#### LISTING ####
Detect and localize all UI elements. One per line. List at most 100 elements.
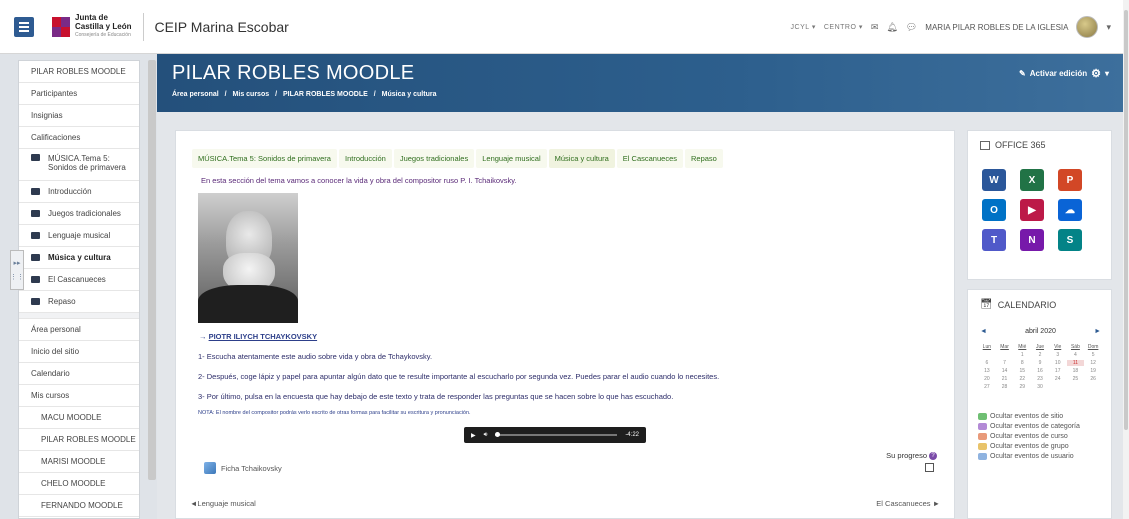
centro-menu[interactable]: CENTRO ▾ [824,23,863,31]
excel-icon[interactable]: X [1020,169,1044,191]
drawer-item-participants[interactable]: Participantes [19,83,139,105]
tab-lenguaje-musical[interactable]: Lenguaje musical [476,149,547,168]
calendar-day[interactable]: 13 [978,368,996,374]
event-filter-toggle[interactable]: Ocultar eventos de curso [978,432,1106,441]
tab-juegos-tradicionales[interactable]: Juegos tradicionales [393,149,475,168]
menu-toggle-button[interactable] [14,16,34,37]
breadcrumb-mis-cursos[interactable]: Mis cursos [233,91,270,98]
calendar-day[interactable]: 26 [1084,376,1102,382]
play-icon[interactable]: ▶ [471,432,476,439]
site-logo[interactable]: Junta de Castilla y León Consejería de E… [52,13,131,40]
calendar-day[interactable]: 23 [1031,376,1049,382]
breadcrumb-area-personal[interactable]: Área personal [172,91,219,98]
calendar-day[interactable]: 11 [1066,360,1085,366]
onedrive-icon[interactable]: ☁ [1058,199,1082,221]
calendar-day[interactable]: 19 [1084,368,1102,374]
drawer-item-my-course[interactable]: PILAR ROBLES MOODLE [19,429,139,451]
drawer-item-section[interactable]: Introducción [19,181,139,203]
bell-icon[interactable]: 🔔︎ [886,22,897,33]
event-filter-toggle[interactable]: Ocultar eventos de sitio [978,412,1106,421]
teams-icon[interactable]: T [982,229,1006,251]
powerpoint-icon[interactable]: P [1058,169,1082,191]
calendar-day[interactable]: 3 [1049,352,1067,358]
seek-handle[interactable] [495,432,501,437]
calendar-day[interactable]: 7 [996,360,1014,366]
outlook-icon[interactable]: O [982,199,1006,221]
drawer-item-badges[interactable]: Insignias [19,105,139,127]
calendar-day[interactable]: 14 [996,368,1014,374]
prev-month-icon[interactable]: ◄ [980,328,987,335]
breadcrumb-course[interactable]: PILAR ROBLES MOODLE [283,91,368,98]
calendar-day[interactable]: 6 [978,360,996,366]
calendar-day[interactable]: 4 [1067,352,1085,358]
prev-section-link[interactable]: ◄Lenguaje musical [190,499,256,508]
calendar-day[interactable]: 15 [1013,368,1031,374]
drawer-item-grades[interactable]: Calificaciones [19,127,139,149]
drawer-item-my-courses[interactable]: Mis cursos [19,385,139,407]
drawer-item-my-course[interactable]: CHELO MOODLE [19,473,139,495]
drawer-item-course[interactable]: PILAR ROBLES MOODLE [19,61,139,83]
drawer-item-section-current[interactable]: Música y cultura [19,247,139,269]
tab-el-cascanueces[interactable]: El Cascanueces [616,149,683,168]
calendar-day[interactable]: 21 [996,376,1014,382]
calendar-day[interactable]: 16 [1031,368,1049,374]
drawer-item-section[interactable]: El Cascanueces [19,269,139,291]
calendar-day[interactable]: 1 [1013,352,1031,358]
page-scrollbar-thumb[interactable] [1124,10,1128,430]
chevron-down-icon[interactable]: ▾ [1106,22,1111,33]
resource-link[interactable]: Ficha Tchaikovsky [204,462,282,474]
page-scrollbar[interactable] [1123,0,1129,519]
calendar-day[interactable]: 30 [1031,384,1049,390]
calendar-day[interactable]: 2 [1031,352,1049,358]
drawer-item-calendar[interactable]: Calendario [19,363,139,385]
stream-icon[interactable]: ▶ [1020,199,1044,221]
chat-icon[interactable]: 💬︎ [906,22,917,33]
tab-tema[interactable]: MÚSICA.Tema 5: Sonidos de primavera [192,149,337,168]
composer-link[interactable]: → PIOTR ILIYCH TCHAYKOVSKY [199,332,317,341]
event-filter-toggle[interactable]: Ocultar eventos de grupo [978,442,1106,451]
tab-repaso[interactable]: Repaso [685,149,723,168]
drawer-item-section[interactable]: MÚSICA.Tema 5: Sonidos de primavera [19,149,139,181]
drawer-handle[interactable]: ▸▸ ⋮⋮ [10,250,24,290]
volume-icon[interactable]: 🔊︎ [484,432,488,439]
drawer-scrollbar[interactable] [148,60,156,480]
calendar-day[interactable]: 10 [1049,360,1067,366]
calendar-day[interactable]: 20 [978,376,996,382]
calendar-day[interactable]: 12 [1084,360,1102,366]
tab-musica-y-cultura[interactable]: Música y cultura [548,149,615,168]
drawer-item-my-course[interactable]: MACU MOODLE [19,407,139,429]
site-title[interactable]: CEIP Marina Escobar [154,19,288,35]
drawer-item-my-course[interactable]: MARISI MOODLE [19,451,139,473]
tab-introduccion[interactable]: Introducción [338,149,392,168]
calendar-day[interactable]: 27 [978,384,996,390]
calendar-day[interactable]: 28 [996,384,1014,390]
next-section-link[interactable]: El Cascanueces ► [876,499,940,508]
calendar-day[interactable]: 18 [1067,368,1085,374]
breadcrumb-section[interactable]: Música y cultura [382,91,437,98]
drawer-item-section[interactable]: Lenguaje musical [19,225,139,247]
sharepoint-icon[interactable]: S [1058,229,1082,251]
edit-mode-button[interactable]: ✎ Activar edición ⚙ ▾ [1019,67,1109,80]
calendar-day[interactable]: 22 [1013,376,1031,382]
next-month-icon[interactable]: ► [1094,328,1101,335]
help-icon[interactable]: ? [929,451,937,460]
mail-icon[interactable]: ✉ [871,22,879,33]
word-icon[interactable]: W [982,169,1006,191]
calendar-day[interactable]: 17 [1049,368,1067,374]
audio-seek-bar[interactable] [495,432,618,437]
event-filter-toggle[interactable]: Ocultar eventos de categoría [978,422,1106,431]
avatar[interactable] [1076,16,1099,38]
drawer-item-section[interactable]: Juegos tradicionales [19,203,139,225]
calendar-day[interactable]: 5 [1084,352,1102,358]
calendar-day[interactable]: 24 [1049,376,1067,382]
calendar-day[interactable]: 8 [1013,360,1031,366]
calendar-day[interactable]: 9 [1031,360,1049,366]
drawer-item-my-course[interactable]: FERNANDO MOODLE [19,495,139,517]
drawer-item-area-personal[interactable]: Área personal [19,319,139,341]
onenote-icon[interactable]: N [1020,229,1044,251]
jcyl-menu[interactable]: JCYL ▾ [791,23,816,31]
drawer-item-section[interactable]: Repaso [19,291,139,313]
event-filter-toggle[interactable]: Ocultar eventos de usuario [978,452,1106,461]
drawer-item-site-home[interactable]: Inicio del sitio [19,341,139,363]
calendar-day[interactable]: 29 [1013,384,1031,390]
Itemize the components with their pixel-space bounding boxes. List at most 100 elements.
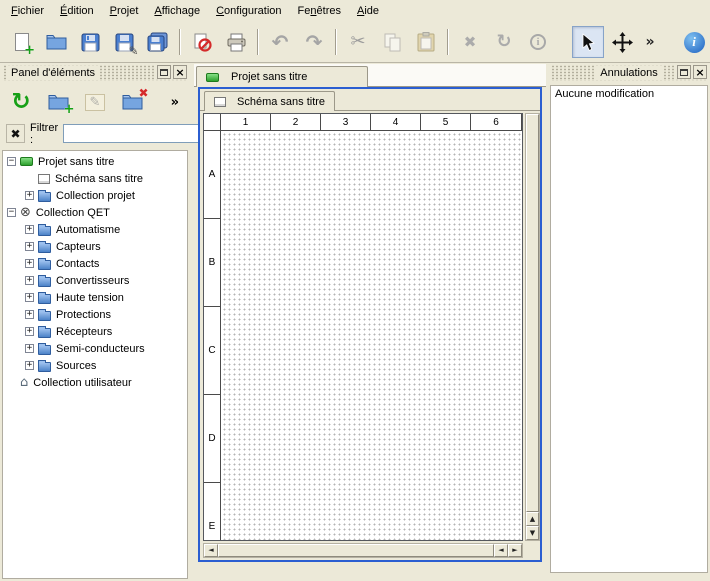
paste-button[interactable]: [410, 26, 442, 58]
ruler-row: B: [204, 219, 221, 307]
horizontal-scroll-thumb[interactable]: [218, 544, 494, 557]
float-icon: [680, 69, 688, 76]
expand-toggle[interactable]: +: [25, 276, 34, 285]
delete-element-button[interactable]: ✖: [118, 88, 146, 116]
new-document-button[interactable]: +: [6, 26, 38, 58]
collapse-toggle[interactable]: −: [7, 157, 16, 166]
edit-element-button[interactable]: ✎: [81, 88, 109, 116]
dock-float-button[interactable]: [677, 65, 691, 79]
save-button[interactable]: [74, 26, 106, 58]
tab-label: Schéma sans titre: [237, 96, 325, 108]
ruler-row: E: [204, 483, 221, 541]
reload-collections-button[interactable]: ↻: [7, 88, 35, 116]
diagram-view[interactable]: 1 2 3 4 5 6 A B C D E: [203, 113, 523, 541]
tree-item-protections[interactable]: + Protections: [3, 306, 187, 323]
tree-item-convertisseurs[interactable]: + Convertisseurs: [3, 272, 187, 289]
menu-projet[interactable]: Projet: [102, 1, 147, 21]
tree-item-project[interactable]: − Projet sans titre: [3, 153, 187, 170]
tree-item-collection-qet[interactable]: − ⊗ Collection QET: [3, 204, 187, 221]
horizontal-scrollbar[interactable]: ◄ ◄ ►: [203, 543, 523, 558]
menu-bar: Fichier Édition Projet Affichage Configu…: [0, 0, 710, 22]
tree-item-label: Collection utilisateur: [33, 377, 131, 389]
diagram-grid[interactable]: [222, 132, 522, 540]
clear-filter-button[interactable]: ✖: [6, 124, 25, 143]
about-button[interactable]: i: [678, 26, 710, 58]
menu-fenetres[interactable]: Fenêtres: [290, 1, 349, 21]
scroll-left-button-2[interactable]: ◄: [494, 544, 508, 557]
tree-item-haute-tension[interactable]: + Haute tension: [3, 289, 187, 306]
dock-close-button[interactable]: ×: [173, 65, 187, 79]
close-icon: ×: [695, 67, 704, 78]
vertical-scrollbar[interactable]: ▲ ▼: [525, 113, 540, 541]
save-as-icon: ✎: [115, 33, 134, 52]
menu-configuration[interactable]: Configuration: [208, 1, 289, 21]
rotate-icon: ↻: [496, 33, 511, 51]
tree-item-label: Semi-conducteurs: [56, 343, 145, 355]
arrow-right-icon: ►: [512, 547, 517, 554]
save-as-button[interactable]: ✎: [108, 26, 140, 58]
pan-mode-button[interactable]: [606, 26, 638, 58]
clear-filter-icon: ✖: [10, 128, 20, 140]
scroll-up-button[interactable]: ▲: [526, 512, 539, 526]
scroll-down-button[interactable]: ▼: [526, 526, 539, 540]
menu-aide[interactable]: Aide: [349, 1, 387, 21]
expand-toggle[interactable]: +: [25, 344, 34, 353]
tree-item-recepteurs[interactable]: + Récepteurs: [3, 323, 187, 340]
project-icon: [206, 73, 219, 82]
tree-item-sources[interactable]: + Sources: [3, 357, 187, 374]
tree-item-automatisme[interactable]: + Automatisme: [3, 221, 187, 238]
expand-toggle[interactable]: +: [25, 225, 34, 234]
panel-overflow-button[interactable]: »: [167, 94, 183, 111]
save-all-icon: [147, 32, 169, 52]
copy-icon: [383, 33, 402, 52]
tree-item-contacts[interactable]: + Contacts: [3, 255, 187, 272]
expand-toggle[interactable]: +: [25, 242, 34, 251]
print-button[interactable]: [220, 26, 252, 58]
copy-button[interactable]: [376, 26, 408, 58]
close-file-icon: [192, 32, 212, 52]
dock-close-button[interactable]: ×: [693, 65, 707, 79]
vertical-scroll-thumb[interactable]: [526, 114, 539, 512]
expand-toggle[interactable]: +: [25, 259, 34, 268]
tree-item-collection-projet[interactable]: + Collection projet: [3, 187, 187, 204]
dock-float-button[interactable]: [157, 65, 171, 79]
tree-item-label: Sources: [56, 360, 96, 372]
expand-toggle[interactable]: +: [25, 310, 34, 319]
tree-item-collection-utilisateur[interactable]: ⌂ Collection utilisateur: [3, 374, 187, 391]
element-info-button[interactable]: i: [522, 26, 554, 58]
project-icon: [20, 157, 33, 166]
save-all-button[interactable]: [142, 26, 174, 58]
collapse-toggle[interactable]: −: [7, 208, 16, 217]
toolbar-overflow-button[interactable]: »: [640, 26, 660, 58]
menu-affichage[interactable]: Affichage: [146, 1, 208, 21]
expand-toggle[interactable]: +: [25, 191, 34, 200]
menu-fichier[interactable]: Fichier: [3, 1, 52, 21]
undo-history-list[interactable]: Aucune modification: [550, 85, 708, 573]
filter-input[interactable]: [63, 124, 213, 143]
scroll-left-button[interactable]: ◄: [204, 544, 218, 557]
scroll-right-button[interactable]: ►: [508, 544, 522, 557]
close-file-button[interactable]: [186, 26, 218, 58]
tree-item-label: Collection QET: [36, 207, 110, 219]
delete-button[interactable]: ✖: [454, 26, 486, 58]
expand-toggle[interactable]: +: [25, 327, 34, 336]
expand-toggle[interactable]: +: [25, 361, 34, 370]
expand-toggle[interactable]: +: [25, 293, 34, 302]
tree-item-semi-conducteurs[interactable]: + Semi-conducteurs: [3, 340, 187, 357]
ruler-column: 1: [221, 114, 271, 131]
undo-button[interactable]: ↶: [264, 26, 296, 58]
open-project-button[interactable]: [40, 26, 72, 58]
float-icon: [160, 69, 168, 76]
ruler-column: 3: [321, 114, 371, 131]
tab-diagram[interactable]: Schéma sans titre: [204, 91, 335, 111]
cut-button[interactable]: ✂: [342, 26, 374, 58]
rotate-button[interactable]: ↻: [488, 26, 520, 58]
tree-item-capteurs[interactable]: + Capteurs: [3, 238, 187, 255]
folder-icon: [38, 260, 51, 270]
select-mode-button[interactable]: [572, 26, 604, 58]
redo-button[interactable]: ↷: [298, 26, 330, 58]
tab-project[interactable]: Projet sans titre: [196, 66, 368, 87]
new-element-button[interactable]: +: [44, 88, 72, 116]
menu-edition[interactable]: Édition: [52, 1, 102, 21]
tree-item-schema[interactable]: Schéma sans titre: [3, 170, 187, 187]
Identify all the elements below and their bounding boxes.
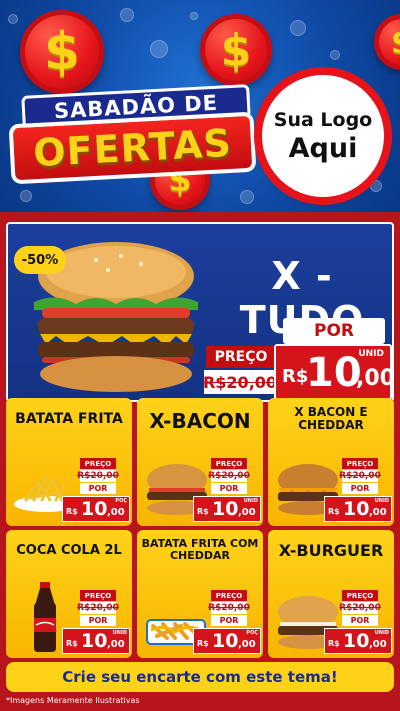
hero-por-label: POR xyxy=(283,318,385,344)
water-drop xyxy=(240,190,254,204)
product-title: X BACON E CHEDDAR xyxy=(294,405,368,433)
price-integer: 10 xyxy=(343,498,370,520)
preco-label: PREÇO xyxy=(211,458,247,469)
logo-line-2: Aqui xyxy=(288,132,358,164)
price-block: PREÇO R$20,00 POR R$ 10 ,00 UNID xyxy=(324,590,392,656)
price-integer: 10 xyxy=(81,630,108,652)
product-title: BATATA FRITA xyxy=(15,411,123,427)
currency: R$ xyxy=(66,507,78,516)
price-cents: ,00 xyxy=(356,366,395,391)
price-integer: 10 xyxy=(81,498,108,520)
old-price: R$20,00 xyxy=(208,470,250,482)
por-label: POR xyxy=(342,483,378,494)
water-drop xyxy=(120,8,134,22)
new-price: R$ 10 ,00 UNID xyxy=(324,628,392,654)
product-card-coca-cola[interactable]: COCA COLA 2L PREÇO R$20,00 POR R$ 10 ,00… xyxy=(6,530,132,658)
hero-old-price: R$20,00 xyxy=(203,370,277,394)
new-price: R$ 10 ,00 UNID xyxy=(193,496,261,522)
preco-label: PREÇO xyxy=(80,458,116,469)
water-drop xyxy=(330,50,340,60)
price-integer: 10 xyxy=(212,498,239,520)
price-cents: ,00 xyxy=(369,639,387,650)
preco-label: PREÇO xyxy=(211,590,247,601)
price-cents: ,00 xyxy=(369,507,387,518)
por-label: POR xyxy=(211,615,247,626)
product-card-x-bacon-cheddar[interactable]: X BACON E CHEDDAR PREÇO R$20,00 POR R$ 1… xyxy=(268,398,394,526)
old-price: R$20,00 xyxy=(339,470,381,482)
price-unit: UNID xyxy=(358,349,384,359)
logo-placeholder[interactable]: Sua Logo Aqui xyxy=(262,75,384,197)
product-title: COCA COLA 2L xyxy=(16,543,122,558)
por-label: POR xyxy=(80,483,116,494)
por-label: POR xyxy=(211,483,247,494)
new-price: R$ 10 ,00 UNID xyxy=(324,496,392,522)
preco-label: PREÇO xyxy=(342,458,378,469)
water-drop xyxy=(190,12,198,20)
cta-banner[interactable]: Crie seu encarte com este tema! xyxy=(6,662,394,692)
price-block: PREÇO R$20,00 POR R$ 10 ,00 UNID xyxy=(193,458,261,524)
product-card-x-bacon[interactable]: X-BACON PREÇO R$20,00 POR R$ 10 ,00 UNID xyxy=(137,398,263,526)
price-cents: ,00 xyxy=(107,639,125,650)
price-unit: UNID xyxy=(374,630,389,636)
preco-label: PREÇO xyxy=(80,590,116,601)
price-unit: POÇ xyxy=(246,630,258,636)
water-drop xyxy=(8,14,18,24)
currency: R$ xyxy=(282,366,309,387)
price-unit: UNID xyxy=(374,498,389,504)
preco-label: PREÇO xyxy=(342,590,378,601)
currency: R$ xyxy=(328,639,340,648)
new-price: R$ 10 ,00 POÇ xyxy=(193,628,261,654)
dollar-coin-icon: $ xyxy=(20,10,104,94)
old-price: R$20,00 xyxy=(77,602,119,614)
product-card-batata-frita[interactable]: BATATA FRITA PREÇO R$20,00 POR R$ 10 ,00… xyxy=(6,398,132,526)
product-card-batata-cheddar[interactable]: BATATA FRITA COM CHEDDAR PREÇO R$20,00 P… xyxy=(137,530,263,658)
hero-offer[interactable]: -50% X - TUDO POR PREÇO R$20,00 R$ 10 ,0… xyxy=(6,222,395,402)
price-unit: UNID xyxy=(112,630,127,636)
price-integer: 10 xyxy=(306,350,362,396)
dollar-coin-icon: $ xyxy=(374,14,400,70)
header-banner: $ $ $ $ SABADÃO DE OFERTAS Sua Logo Aqui xyxy=(0,0,400,212)
product-title: BATATA FRITA COM CHEDDAR xyxy=(141,537,259,563)
price-cents: ,00 xyxy=(238,507,256,518)
dollar-coin-icon: $ xyxy=(200,14,272,86)
currency: R$ xyxy=(328,507,340,516)
old-price: R$20,00 xyxy=(77,470,119,482)
logo-line-1: Sua Logo xyxy=(273,108,373,131)
price-cents: ,00 xyxy=(107,507,125,518)
price-block: PREÇO R$20,00 POR R$ 10 ,00 POÇ xyxy=(193,590,261,656)
disclaimer: *Imagens Meramente Ilustrativas xyxy=(6,696,140,705)
headline: SABADÃO DE OFERTAS xyxy=(8,84,257,185)
new-price: R$ 10 ,00 POÇ xyxy=(62,496,130,522)
por-label: POR xyxy=(342,615,378,626)
headline-main: OFERTAS xyxy=(8,111,257,185)
water-drop xyxy=(370,180,382,192)
hero-preco-label: PREÇO xyxy=(206,346,276,368)
por-label: POR xyxy=(80,615,116,626)
currency: R$ xyxy=(197,507,209,516)
price-integer: 10 xyxy=(343,630,370,652)
currency: R$ xyxy=(66,639,78,648)
product-card-x-burguer[interactable]: X-BURGUER PREÇO R$20,00 POR R$ 10 ,00 UN… xyxy=(268,530,394,658)
old-price: R$20,00 xyxy=(208,602,250,614)
offers-section: -50% X - TUDO POR PREÇO R$20,00 R$ 10 ,0… xyxy=(0,212,400,711)
price-unit: UNID xyxy=(243,498,258,504)
water-drop xyxy=(290,20,306,36)
old-price: R$20,00 xyxy=(339,602,381,614)
new-price: R$ 10 ,00 UNID xyxy=(62,628,130,654)
price-block: PREÇO R$20,00 POR R$ 10 ,00 UNID xyxy=(62,590,130,656)
discount-badge: -50% xyxy=(14,246,66,274)
product-title: X-BACON xyxy=(149,409,251,433)
price-unit: POÇ xyxy=(115,498,127,504)
price-integer: 10 xyxy=(212,630,239,652)
currency: R$ xyxy=(197,639,209,648)
water-drop xyxy=(150,40,168,58)
water-drop xyxy=(20,190,32,202)
price-block: PREÇO R$20,00 POR R$ 10 ,00 POÇ xyxy=(62,458,130,524)
price-cents: ,00 xyxy=(238,639,256,650)
price-block: PREÇO R$20,00 POR R$ 10 ,00 UNID xyxy=(324,458,392,524)
product-title: X-BURGUER xyxy=(278,541,384,560)
hero-new-price: R$ 10 ,00 UNID xyxy=(274,344,395,400)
####
#### STATED PROBLEM
Quote the stretch of lines from the line that contains "centro-menu[interactable]: CENTRO ▾" through the line that contains "tab-juegos-tradicionales[interactable]: Juegos tradicionales", both included, and nothing else.

#### FULL OUTPUT
centro-menu[interactable]: CENTRO ▾ [824,23,863,31]
excel-icon[interactable]: X [1020,169,1044,191]
drawer-item-participants[interactable]: Participantes [19,83,139,105]
tab-lenguaje-musical[interactable]: Lenguaje musical [476,149,547,168]
calendar-day[interactable]: 13 [978,368,996,374]
event-filter-toggle[interactable]: Ocultar eventos de curso [978,432,1106,441]
tab-juegos-tradicionales[interactable]: Juegos tradicionales [393,149,475,168]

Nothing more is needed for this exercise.